• _Exercise instructions_: Answer with a single number: how many lines in the listing below include "Cliente"?

• _Information provided_:
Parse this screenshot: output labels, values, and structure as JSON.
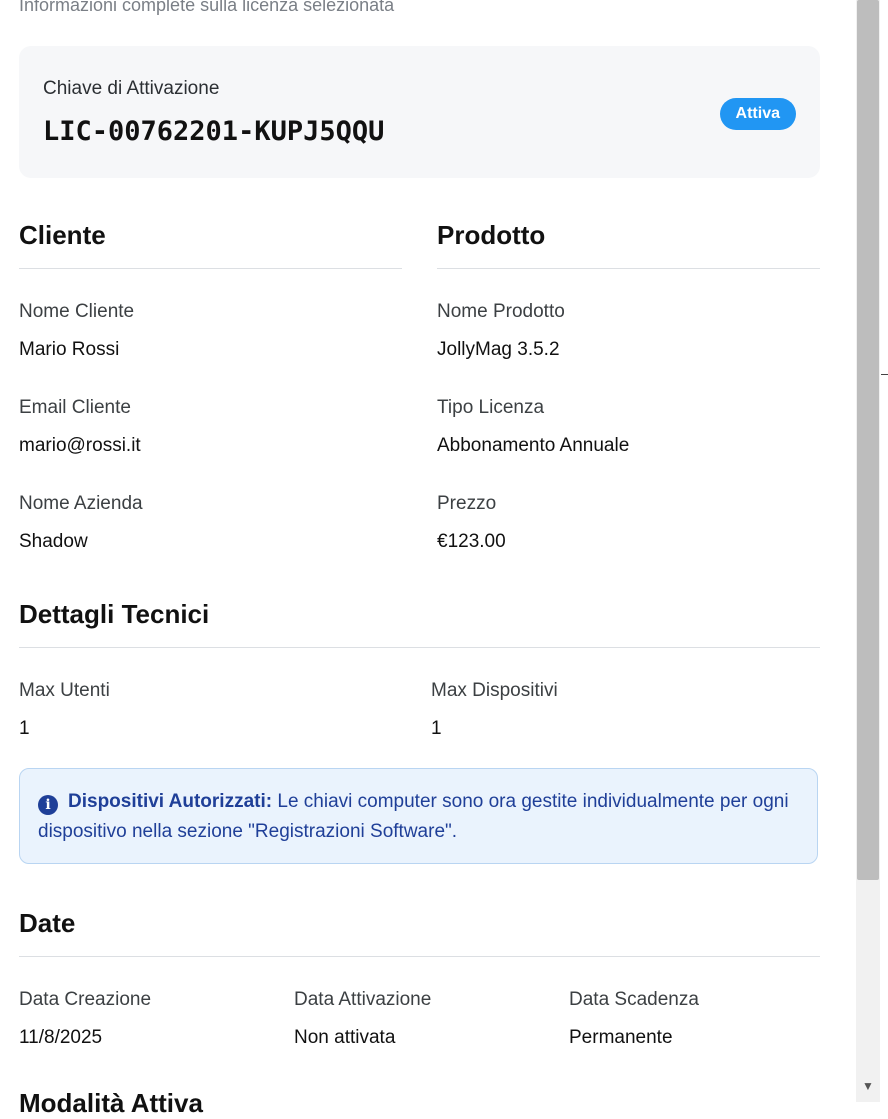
{
  "subtitle": "Informazioni complete sulla licenza selezionata",
  "activation": {
    "label": "Chiave di Attivazione",
    "key": "LIC-00762201-KUPJ5QQU",
    "status": "Attiva",
    "status_color": "#2196f3"
  },
  "client": {
    "title": "Cliente",
    "fields": [
      {
        "label": "Nome Cliente",
        "value": "Mario Rossi"
      },
      {
        "label": "Email Cliente",
        "value": "mario@rossi.it"
      },
      {
        "label": "Nome Azienda",
        "value": "Shadow"
      }
    ]
  },
  "product": {
    "title": "Prodotto",
    "fields": [
      {
        "label": "Nome Prodotto",
        "value": "JollyMag 3.5.2"
      },
      {
        "label": "Tipo Licenza",
        "value": "Abbonamento Annuale"
      },
      {
        "label": "Prezzo",
        "value": "€123.00"
      }
    ]
  },
  "technical": {
    "title": "Dettagli Tecnici",
    "fields": [
      {
        "label": "Max Utenti",
        "value": "1"
      },
      {
        "label": "Max Dispositivi",
        "value": "1"
      }
    ],
    "info": {
      "strong": "Dispositivi Autorizzati:",
      "text": "Le chiavi computer sono ora gestite individualmente per ogni dispositivo nella sezione \"Registrazioni Software\"."
    }
  },
  "dates": {
    "title": "Date",
    "fields": [
      {
        "label": "Data Creazione",
        "value": "11/8/2025"
      },
      {
        "label": "Data Attivazione",
        "value": "Non attivata"
      },
      {
        "label": "Data Scadenza",
        "value": "Permanente"
      }
    ]
  },
  "next_section_title": "Modalità Attiva",
  "colors": {
    "accent": "#2196f3",
    "info_bg": "#eaf3fd",
    "info_text": "#1f3f98"
  }
}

• _Response to the task_: 3